BEGIN EXCERPTED DATA
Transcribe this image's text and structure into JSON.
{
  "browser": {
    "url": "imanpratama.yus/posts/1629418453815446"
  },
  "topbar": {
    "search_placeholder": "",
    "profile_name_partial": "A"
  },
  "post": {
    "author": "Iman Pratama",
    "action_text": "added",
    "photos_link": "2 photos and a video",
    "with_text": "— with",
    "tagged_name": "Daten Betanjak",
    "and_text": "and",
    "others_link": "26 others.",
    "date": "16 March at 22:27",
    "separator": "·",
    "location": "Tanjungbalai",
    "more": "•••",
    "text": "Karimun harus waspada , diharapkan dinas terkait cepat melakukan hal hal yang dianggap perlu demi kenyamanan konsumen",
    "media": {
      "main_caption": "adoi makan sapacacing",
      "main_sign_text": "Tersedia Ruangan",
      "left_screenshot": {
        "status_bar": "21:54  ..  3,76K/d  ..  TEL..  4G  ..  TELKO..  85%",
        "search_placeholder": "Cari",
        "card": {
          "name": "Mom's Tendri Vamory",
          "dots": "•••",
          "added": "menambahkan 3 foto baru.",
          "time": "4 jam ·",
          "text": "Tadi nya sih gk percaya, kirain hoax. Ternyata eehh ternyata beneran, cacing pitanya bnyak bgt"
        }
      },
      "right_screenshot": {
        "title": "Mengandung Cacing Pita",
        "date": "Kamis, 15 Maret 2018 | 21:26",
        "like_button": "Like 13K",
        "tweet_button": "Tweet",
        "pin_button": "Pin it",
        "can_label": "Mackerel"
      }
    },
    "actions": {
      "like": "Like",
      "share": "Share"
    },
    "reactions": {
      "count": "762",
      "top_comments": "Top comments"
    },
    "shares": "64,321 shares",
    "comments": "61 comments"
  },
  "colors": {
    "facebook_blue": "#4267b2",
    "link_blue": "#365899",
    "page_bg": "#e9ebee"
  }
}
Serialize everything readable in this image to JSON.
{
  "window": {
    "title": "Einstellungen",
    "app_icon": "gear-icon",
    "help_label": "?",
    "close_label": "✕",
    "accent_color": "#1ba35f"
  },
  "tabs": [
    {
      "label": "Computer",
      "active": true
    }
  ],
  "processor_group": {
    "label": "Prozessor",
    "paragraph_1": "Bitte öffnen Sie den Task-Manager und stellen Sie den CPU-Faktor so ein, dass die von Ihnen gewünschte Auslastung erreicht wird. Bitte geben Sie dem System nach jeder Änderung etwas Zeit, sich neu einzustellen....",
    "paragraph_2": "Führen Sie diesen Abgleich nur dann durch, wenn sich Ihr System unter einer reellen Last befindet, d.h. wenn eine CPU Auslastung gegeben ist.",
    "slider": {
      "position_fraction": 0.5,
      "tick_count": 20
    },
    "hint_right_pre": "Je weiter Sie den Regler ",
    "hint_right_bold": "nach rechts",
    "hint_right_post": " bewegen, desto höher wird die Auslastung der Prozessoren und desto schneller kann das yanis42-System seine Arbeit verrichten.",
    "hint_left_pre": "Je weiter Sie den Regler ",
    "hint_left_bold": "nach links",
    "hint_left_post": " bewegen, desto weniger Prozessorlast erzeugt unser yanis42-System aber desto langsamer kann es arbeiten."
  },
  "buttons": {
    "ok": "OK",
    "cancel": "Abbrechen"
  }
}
END EXCERPTED DATA
From the line containing "Serialize everything readable" to the last line of the material, please quote every line exactly and only those.

◆ TASK RESPONSE:
Serialize everything readable in this image to JSON.
{
  "window": {
    "title": "Einstellungen",
    "app_icon": "gear-icon",
    "help_label": "?",
    "close_label": "✕",
    "accent_color": "#1ba35f"
  },
  "tabs": [
    {
      "label": "Computer",
      "active": true
    }
  ],
  "processor_group": {
    "label": "Prozessor",
    "paragraph_1": "Bitte öffnen Sie den Task-Manager und stellen Sie den CPU-Faktor so ein, dass die von Ihnen gewünschte Auslastung erreicht wird. Bitte geben Sie dem System nach jeder Änderung etwas Zeit, sich neu einzustellen....",
    "paragraph_2": "Führen Sie diesen Abgleich nur dann durch, wenn sich Ihr System unter einer reellen Last befindet, d.h. wenn eine CPU Auslastung gegeben ist.",
    "slider": {
      "position_fraction": 0.5,
      "tick_count": 20
    },
    "hint_right_pre": "Je weiter Sie den Regler ",
    "hint_right_bold": "nach rechts",
    "hint_right_post": " bewegen, desto höher wird die Auslastung der Prozessoren und desto schneller kann das yanis42-System seine Arbeit verrichten.",
    "hint_left_pre": "Je weiter Sie den Regler ",
    "hint_left_bold": "nach links",
    "hint_left_post": " bewegen, desto weniger Prozessorlast erzeugt unser yanis42-System aber desto langsamer kann es arbeiten."
  },
  "buttons": {
    "ok": "OK",
    "cancel": "Abbrechen"
  }
}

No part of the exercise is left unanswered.